**WRITTEN INSTRUCTION**
Each line containing the word "excitation" must be reported.

**RECORDED INFORMATION**
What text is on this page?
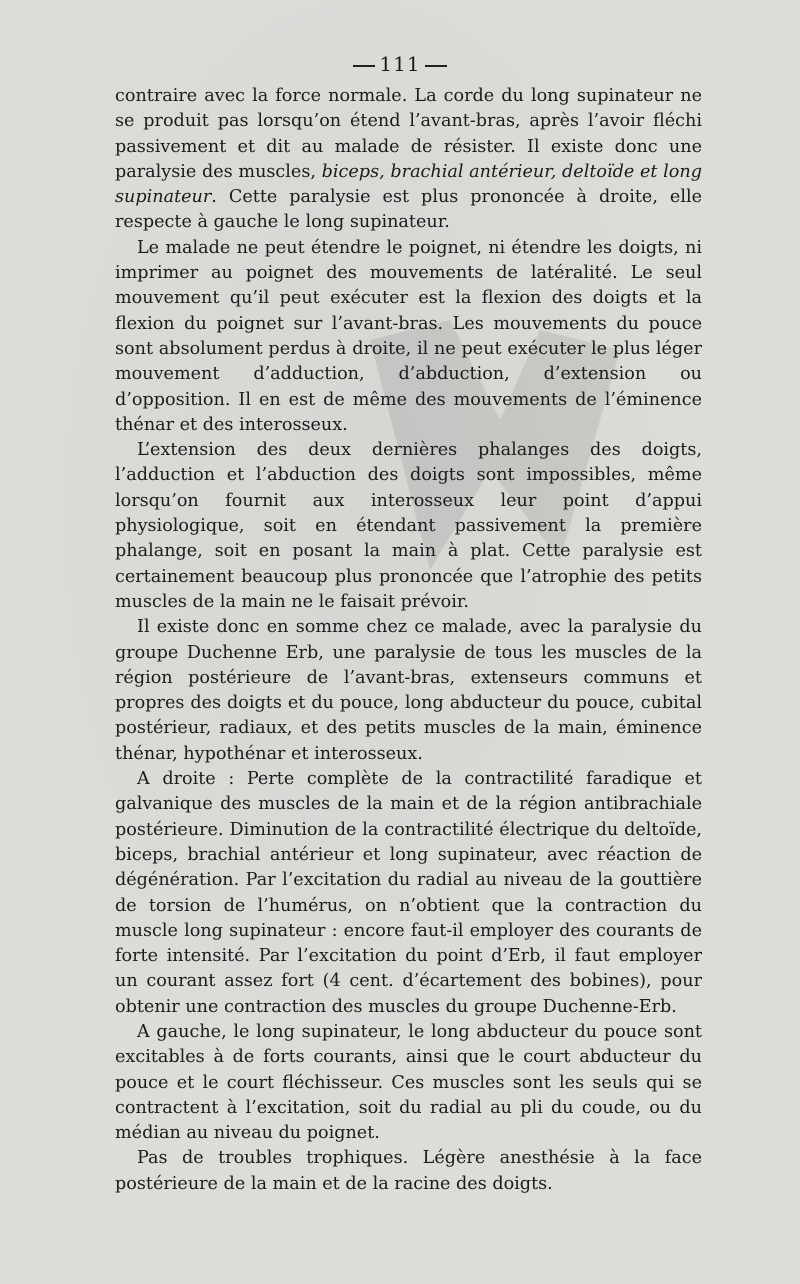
111

contraire avec la force normale. La corde du long supinateur ne se produit pas lorsqu’on étend l’avant-bras, après l’avoir fléchi passivement et dit au malade de résister. Il existe donc une paralysie des muscles, biceps, brachial antérieur, deltoïde et long supinateur. Cette paralysie est plus prononcée à droite, elle respecte à gauche le long supinateur.

Le malade ne peut étendre le poignet, ni étendre les doigts, ni imprimer au poignet des mouvements de latéralité. Le seul mouvement qu’il peut exécuter est la flexion des doigts et la flexion du poignet sur l’avant-bras. Les mouvements du pouce sont absolument perdus à droite, il ne peut exécuter le plus léger mouvement d’adduction, d’abduction, d’extension ou d’opposition. Il en est de même des mouvements de l’éminence thénar et des interosseux.

L’extension des deux dernières phalanges des doigts, l’adduction et l’abduction des doigts sont impossibles, même lorsqu’on fournit aux interosseux leur point d’appui physiologique, soit en étendant passivement la première phalange, soit en posant la main à plat. Cette paralysie est certainement beaucoup plus prononcée que l’atrophie des petits muscles de la main ne le faisait prévoir.

Il existe donc en somme chez ce malade, avec la paralysie du groupe Duchenne Erb, une paralysie de tous les muscles de la région postérieure de l’avant-bras, extenseurs communs et propres des doigts et du pouce, long abducteur du pouce, cubital postérieur, radiaux, et des petits muscles de la main, éminence thénar, hypothénar et interosseux.

A droite : Perte complète de la contractilité faradique et galvanique des muscles de la main et de la région antibrachiale postérieure. Diminution de la contractilité électrique du deltoïde, biceps, brachial antérieur et long supinateur, avec réaction de dégénération. Par l’excitation du radial au niveau de la gouttière de torsion de l’humérus, on n’obtient que la contraction du muscle long supinateur : encore faut-il employer des courants de forte intensité. Par l’excitation du point d’Erb, il faut employer un courant assez fort (4 cent. d’écartement des bobines), pour obtenir une contraction des muscles du groupe Duchenne-Erb.

A gauche, le long supinateur, le long abducteur du pouce sont excitables à de forts courants, ainsi que le court abducteur du pouce et le court fléchisseur. Ces muscles sont les seuls qui se contractent à l’excitation, soit du radial au pli du coude, ou du médian au niveau du poignet.

Pas de troubles trophiques. Légère anesthésie à la face postérieure de la main et de la racine des doigts.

**ANSWER**
A droite : Perte complète de la contractilité faradique et galvanique des muscles de la main et de la région antibrachiale postérieure. Diminution de la contractilité électrique du deltoïde, biceps, brachial antérieur et long supinateur, avec réaction de dégénération. Par l’excitation du radial au niveau de la gouttière de torsion de l’humérus, on n’obtient que la contraction du muscle long supinateur : encore faut-il employer des courants de forte intensité. Par l’excitation du point d’Erb, il faut employer un courant assez fort (4 cent. d’écartement des bobines), pour obtenir une contraction des muscles du groupe Duchenne-Erb.
A gauche, le long supinateur, le long abducteur du pouce sont excitables à de forts courants, ainsi que le court abducteur du pouce et le court fléchisseur. Ces muscles sont les seuls qui se contractent à l’excitation, soit du radial au pli du coude, ou du médian au niveau du poignet.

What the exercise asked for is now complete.